Job:
Copy out the listing that follows, exactly, without its pictures.

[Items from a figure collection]
%%
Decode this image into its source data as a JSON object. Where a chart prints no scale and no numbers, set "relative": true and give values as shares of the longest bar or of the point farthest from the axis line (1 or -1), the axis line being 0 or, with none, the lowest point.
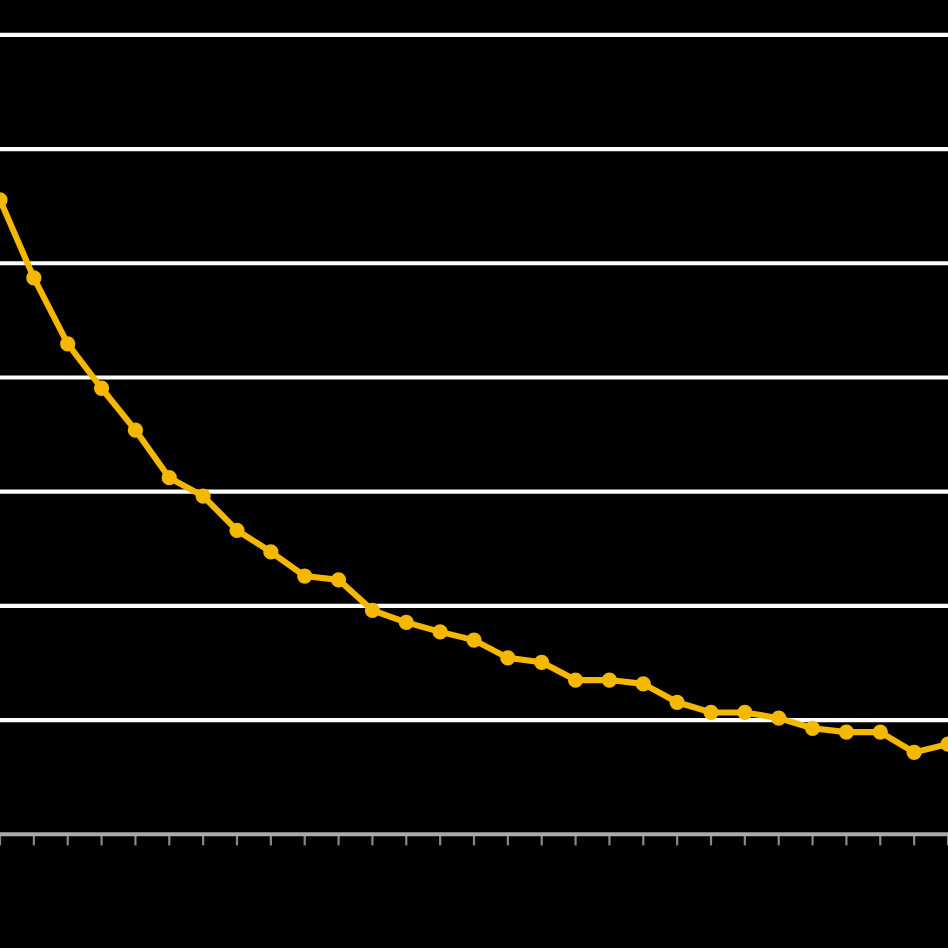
{
  "chart_data": {
    "type": "line",
    "relative": true,
    "categories": [
      null,
      null,
      null,
      null,
      null,
      null,
      null,
      null,
      null,
      null,
      null,
      null,
      null,
      null,
      null,
      null,
      null,
      null,
      null,
      null,
      null,
      null,
      null,
      null,
      null,
      null,
      null,
      null,
      null
    ],
    "series": [
      {
        "color": "#f5b800",
        "values": [
          1.0,
          0.877,
          0.773,
          0.703,
          0.637,
          0.562,
          0.533,
          0.479,
          0.445,
          0.407,
          0.401,
          0.353,
          0.334,
          0.319,
          0.306,
          0.278,
          0.271,
          0.243,
          0.243,
          0.237,
          0.208,
          0.192,
          0.192,
          0.183,
          0.167,
          0.161,
          0.161,
          0.129,
          0.142
        ]
      }
    ],
    "marker": "circle",
    "line_style": "solid",
    "grid": "y",
    "legend": false
  }
}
%%
Complete output:
Decode this image into its source data as a JSON object. Where a chart prints no scale and no numbers, set "relative": true and give values as shares of the longest bar or of the point farthest from the axis line (1 or -1), the axis line being 0 or, with none, the lowest point.
{
  "chart_data": {
    "type": "line",
    "relative": true,
    "categories": [
      null,
      null,
      null,
      null,
      null,
      null,
      null,
      null,
      null,
      null,
      null,
      null,
      null,
      null,
      null,
      null,
      null,
      null,
      null,
      null,
      null,
      null,
      null,
      null,
      null,
      null,
      null,
      null,
      null
    ],
    "series": [
      {
        "color": "#f5b800",
        "values": [
          1.0,
          0.877,
          0.773,
          0.703,
          0.637,
          0.562,
          0.533,
          0.479,
          0.445,
          0.407,
          0.401,
          0.353,
          0.334,
          0.319,
          0.306,
          0.278,
          0.271,
          0.243,
          0.243,
          0.237,
          0.208,
          0.192,
          0.192,
          0.183,
          0.167,
          0.161,
          0.161,
          0.129,
          0.142
        ]
      }
    ],
    "marker": "circle",
    "line_style": "solid",
    "grid": "y",
    "legend": false
  }
}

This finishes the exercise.